[BEGIN Material for the task]

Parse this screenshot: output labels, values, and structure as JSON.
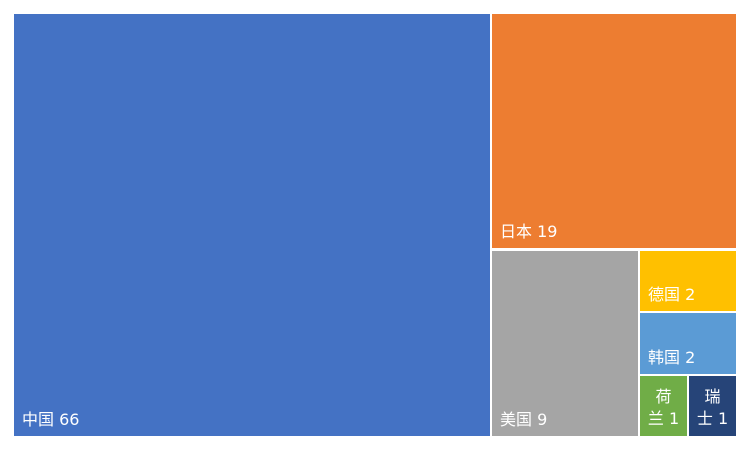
{
  "chart_data": {
    "type": "treemap",
    "title": "",
    "items": [
      {
        "name": "中国",
        "value": 66,
        "label": "中国 66",
        "color": "#4472C4"
      },
      {
        "name": "日本",
        "value": 19,
        "label": "日本 19",
        "color": "#ED7D31"
      },
      {
        "name": "美国",
        "value": 9,
        "label": "美国 9",
        "color": "#A5A5A5"
      },
      {
        "name": "德国",
        "value": 2,
        "label": "德国 2",
        "color": "#FFC000"
      },
      {
        "name": "韩国",
        "value": 2,
        "label": "韩国 2",
        "color": "#5B9BD5"
      },
      {
        "name": "荷兰",
        "value": 1,
        "label_lines": [
          "荷",
          "兰 1"
        ],
        "color": "#70AD47"
      },
      {
        "name": "瑞士",
        "value": 1,
        "label_lines": [
          "瑞",
          "士 1"
        ],
        "color": "#264478"
      }
    ]
  }
}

[END Material for the task]

Reproduce the full listing faithfully, but do not carry over any pictures.

**Written solution:**
Parse this screenshot: output labels, values, and structure as JSON.
{
  "chart_data": {
    "type": "treemap",
    "title": "",
    "items": [
      {
        "name": "中国",
        "value": 66,
        "label": "中国 66",
        "color": "#4472C4"
      },
      {
        "name": "日本",
        "value": 19,
        "label": "日本 19",
        "color": "#ED7D31"
      },
      {
        "name": "美国",
        "value": 9,
        "label": "美国 9",
        "color": "#A5A5A5"
      },
      {
        "name": "德国",
        "value": 2,
        "label": "德国 2",
        "color": "#FFC000"
      },
      {
        "name": "韩国",
        "value": 2,
        "label": "韩国 2",
        "color": "#5B9BD5"
      },
      {
        "name": "荷兰",
        "value": 1,
        "label_lines": [
          "荷",
          "兰 1"
        ],
        "color": "#70AD47"
      },
      {
        "name": "瑞士",
        "value": 1,
        "label_lines": [
          "瑞",
          "士 1"
        ],
        "color": "#264478"
      }
    ]
  }
}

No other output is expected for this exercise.